- [TO DO]: Restate the records in their entirety, word for word.
----------
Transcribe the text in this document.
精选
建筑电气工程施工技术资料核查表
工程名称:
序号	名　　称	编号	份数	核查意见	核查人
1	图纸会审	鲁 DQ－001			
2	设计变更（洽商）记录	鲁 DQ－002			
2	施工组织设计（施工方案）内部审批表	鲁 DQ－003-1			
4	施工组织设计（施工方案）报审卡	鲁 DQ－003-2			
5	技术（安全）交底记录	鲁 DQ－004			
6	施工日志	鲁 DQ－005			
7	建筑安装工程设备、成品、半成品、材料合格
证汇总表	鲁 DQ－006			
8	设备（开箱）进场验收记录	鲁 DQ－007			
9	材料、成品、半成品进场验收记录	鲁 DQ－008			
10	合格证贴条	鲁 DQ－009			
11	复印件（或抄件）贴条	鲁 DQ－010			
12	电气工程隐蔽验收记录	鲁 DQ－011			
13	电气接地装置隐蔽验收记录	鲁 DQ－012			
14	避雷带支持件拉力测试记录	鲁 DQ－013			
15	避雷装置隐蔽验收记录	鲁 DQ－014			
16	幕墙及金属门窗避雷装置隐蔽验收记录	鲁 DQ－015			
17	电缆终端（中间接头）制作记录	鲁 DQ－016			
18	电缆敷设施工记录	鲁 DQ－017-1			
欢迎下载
----------
- [EXPECTED ANSWER]:
Transcribe the text in this document.
精选
建筑电气工程施工技术资料核查表
工程名称:
序号	名　　称	编号	份数	核查意见	核查人
1	图纸会审	鲁 DQ－001			
2	设计变更（洽商）记录	鲁 DQ－002			
2	施工组织设计（施工方案）内部审批表	鲁 DQ－003-1			
4	施工组织设计（施工方案）报审卡	鲁 DQ－003-2			
5	技术（安全）交底记录	鲁 DQ－004			
6	施工日志	鲁 DQ－005			
7	建筑安装工程设备、成品、半成品、材料合格
证汇总表	鲁 DQ－006			
8	设备（开箱）进场验收记录	鲁 DQ－007			
9	材料、成品、半成品进场验收记录	鲁 DQ－008			
10	合格证贴条	鲁 DQ－009			
11	复印件（或抄件）贴条	鲁 DQ－010			
12	电气工程隐蔽验收记录	鲁 DQ－011			
13	电气接地装置隐蔽验收记录	鲁 DQ－012			
14	避雷带支持件拉力测试记录	鲁 DQ－013			
15	避雷装置隐蔽验收记录	鲁 DQ－014			
16	幕墙及金属门窗避雷装置隐蔽验收记录	鲁 DQ－015			
17	电缆终端（中间接头）制作记录	鲁 DQ－016			
18	电缆敷设施工记录	鲁 DQ－017-1			
欢迎下载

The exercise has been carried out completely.